** START OF MATERIALS PROVIDED **

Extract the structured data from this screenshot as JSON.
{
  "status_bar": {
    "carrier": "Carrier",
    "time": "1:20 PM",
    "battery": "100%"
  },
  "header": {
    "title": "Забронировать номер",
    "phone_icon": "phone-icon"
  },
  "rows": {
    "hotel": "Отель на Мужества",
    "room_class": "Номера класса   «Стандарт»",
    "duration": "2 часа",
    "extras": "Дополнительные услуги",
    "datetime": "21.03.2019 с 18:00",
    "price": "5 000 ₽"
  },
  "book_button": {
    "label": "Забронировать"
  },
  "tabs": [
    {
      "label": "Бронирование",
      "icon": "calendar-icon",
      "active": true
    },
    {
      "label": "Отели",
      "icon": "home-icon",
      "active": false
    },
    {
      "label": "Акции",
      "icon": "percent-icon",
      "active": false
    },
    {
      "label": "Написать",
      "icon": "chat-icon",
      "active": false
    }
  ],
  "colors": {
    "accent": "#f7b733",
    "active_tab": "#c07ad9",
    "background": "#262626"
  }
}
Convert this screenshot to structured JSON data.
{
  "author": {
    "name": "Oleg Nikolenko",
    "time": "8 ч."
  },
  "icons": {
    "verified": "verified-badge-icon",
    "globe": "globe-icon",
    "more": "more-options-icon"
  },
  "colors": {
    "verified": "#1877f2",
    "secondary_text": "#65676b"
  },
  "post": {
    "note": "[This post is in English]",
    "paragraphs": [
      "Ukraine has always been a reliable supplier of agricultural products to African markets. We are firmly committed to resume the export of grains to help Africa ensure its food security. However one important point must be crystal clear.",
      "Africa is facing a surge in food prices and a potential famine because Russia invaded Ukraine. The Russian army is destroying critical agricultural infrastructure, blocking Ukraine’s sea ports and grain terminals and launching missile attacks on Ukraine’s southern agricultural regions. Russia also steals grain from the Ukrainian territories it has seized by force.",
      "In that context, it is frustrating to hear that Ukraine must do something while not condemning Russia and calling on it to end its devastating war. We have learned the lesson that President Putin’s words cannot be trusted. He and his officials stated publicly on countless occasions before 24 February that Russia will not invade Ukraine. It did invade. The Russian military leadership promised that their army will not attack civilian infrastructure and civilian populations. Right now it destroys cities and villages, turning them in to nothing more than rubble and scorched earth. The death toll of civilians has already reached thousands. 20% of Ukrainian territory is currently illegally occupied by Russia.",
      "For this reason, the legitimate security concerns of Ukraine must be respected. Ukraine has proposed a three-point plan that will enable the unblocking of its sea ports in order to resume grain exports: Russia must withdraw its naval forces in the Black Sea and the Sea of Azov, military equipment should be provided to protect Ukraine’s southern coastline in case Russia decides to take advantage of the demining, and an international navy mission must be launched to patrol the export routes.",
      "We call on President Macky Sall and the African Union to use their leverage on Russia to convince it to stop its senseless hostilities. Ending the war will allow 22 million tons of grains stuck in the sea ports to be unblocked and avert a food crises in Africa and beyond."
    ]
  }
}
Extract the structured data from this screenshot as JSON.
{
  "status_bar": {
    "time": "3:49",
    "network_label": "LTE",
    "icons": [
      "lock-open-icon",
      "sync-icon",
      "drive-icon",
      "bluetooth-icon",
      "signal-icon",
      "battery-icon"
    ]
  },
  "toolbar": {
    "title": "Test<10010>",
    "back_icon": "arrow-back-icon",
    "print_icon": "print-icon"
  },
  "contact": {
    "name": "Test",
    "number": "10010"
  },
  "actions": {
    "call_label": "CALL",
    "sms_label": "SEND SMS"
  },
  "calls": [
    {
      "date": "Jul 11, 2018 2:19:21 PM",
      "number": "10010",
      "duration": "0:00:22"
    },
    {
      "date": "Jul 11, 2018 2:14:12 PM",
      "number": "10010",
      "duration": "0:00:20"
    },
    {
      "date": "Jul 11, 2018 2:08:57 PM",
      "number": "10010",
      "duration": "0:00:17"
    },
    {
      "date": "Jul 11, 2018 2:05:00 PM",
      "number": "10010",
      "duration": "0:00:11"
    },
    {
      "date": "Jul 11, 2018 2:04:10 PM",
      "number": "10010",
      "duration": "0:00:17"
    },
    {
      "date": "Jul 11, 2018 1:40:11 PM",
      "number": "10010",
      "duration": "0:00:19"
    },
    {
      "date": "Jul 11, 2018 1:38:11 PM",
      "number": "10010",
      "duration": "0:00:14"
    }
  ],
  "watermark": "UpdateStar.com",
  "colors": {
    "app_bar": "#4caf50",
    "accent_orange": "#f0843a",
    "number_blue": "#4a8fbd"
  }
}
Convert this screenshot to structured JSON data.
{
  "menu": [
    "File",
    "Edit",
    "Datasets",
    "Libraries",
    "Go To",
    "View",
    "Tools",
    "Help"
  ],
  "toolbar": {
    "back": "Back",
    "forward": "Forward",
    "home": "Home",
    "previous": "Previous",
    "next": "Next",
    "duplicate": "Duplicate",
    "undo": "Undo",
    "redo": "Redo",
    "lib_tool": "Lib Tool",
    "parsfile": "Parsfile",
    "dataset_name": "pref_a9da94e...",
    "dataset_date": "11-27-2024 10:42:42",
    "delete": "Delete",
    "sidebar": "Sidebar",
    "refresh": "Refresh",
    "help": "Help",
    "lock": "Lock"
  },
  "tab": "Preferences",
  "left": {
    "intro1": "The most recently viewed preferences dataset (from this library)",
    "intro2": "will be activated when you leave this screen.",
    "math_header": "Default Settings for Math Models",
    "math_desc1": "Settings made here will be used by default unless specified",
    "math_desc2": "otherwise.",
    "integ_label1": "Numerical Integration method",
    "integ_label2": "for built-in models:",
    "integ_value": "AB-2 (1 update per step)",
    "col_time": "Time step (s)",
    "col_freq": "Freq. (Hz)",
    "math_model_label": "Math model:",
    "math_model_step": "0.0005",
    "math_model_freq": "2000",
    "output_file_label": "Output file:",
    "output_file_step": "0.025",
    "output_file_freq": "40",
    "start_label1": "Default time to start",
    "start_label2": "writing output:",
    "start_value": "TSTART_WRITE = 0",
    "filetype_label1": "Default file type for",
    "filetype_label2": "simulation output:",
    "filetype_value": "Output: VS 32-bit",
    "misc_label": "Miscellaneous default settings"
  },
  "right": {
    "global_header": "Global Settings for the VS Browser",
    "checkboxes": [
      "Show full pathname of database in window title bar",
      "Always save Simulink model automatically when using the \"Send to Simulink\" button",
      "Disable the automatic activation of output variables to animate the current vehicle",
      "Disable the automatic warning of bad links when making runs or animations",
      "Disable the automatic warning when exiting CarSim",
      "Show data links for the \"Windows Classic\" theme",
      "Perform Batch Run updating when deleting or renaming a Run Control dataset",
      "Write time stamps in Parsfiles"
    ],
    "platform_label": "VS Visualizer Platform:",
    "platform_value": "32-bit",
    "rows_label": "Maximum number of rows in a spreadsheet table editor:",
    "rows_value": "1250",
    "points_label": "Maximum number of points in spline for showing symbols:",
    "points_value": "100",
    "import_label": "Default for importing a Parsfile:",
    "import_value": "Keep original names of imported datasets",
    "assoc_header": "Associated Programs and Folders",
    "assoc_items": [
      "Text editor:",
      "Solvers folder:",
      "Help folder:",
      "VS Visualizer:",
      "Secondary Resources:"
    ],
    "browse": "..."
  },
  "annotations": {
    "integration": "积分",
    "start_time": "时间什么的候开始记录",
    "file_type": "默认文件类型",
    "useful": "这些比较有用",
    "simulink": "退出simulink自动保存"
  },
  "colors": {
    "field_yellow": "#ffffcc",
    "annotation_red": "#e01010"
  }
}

** END OF MATERIALS PROVIDED **

TASK PROMPT -
Find the lines holding "Visualizer" and list every one.

FINAL RESULT -
    "platform_label": "VS Visualizer Platform:",
      "VS Visualizer:",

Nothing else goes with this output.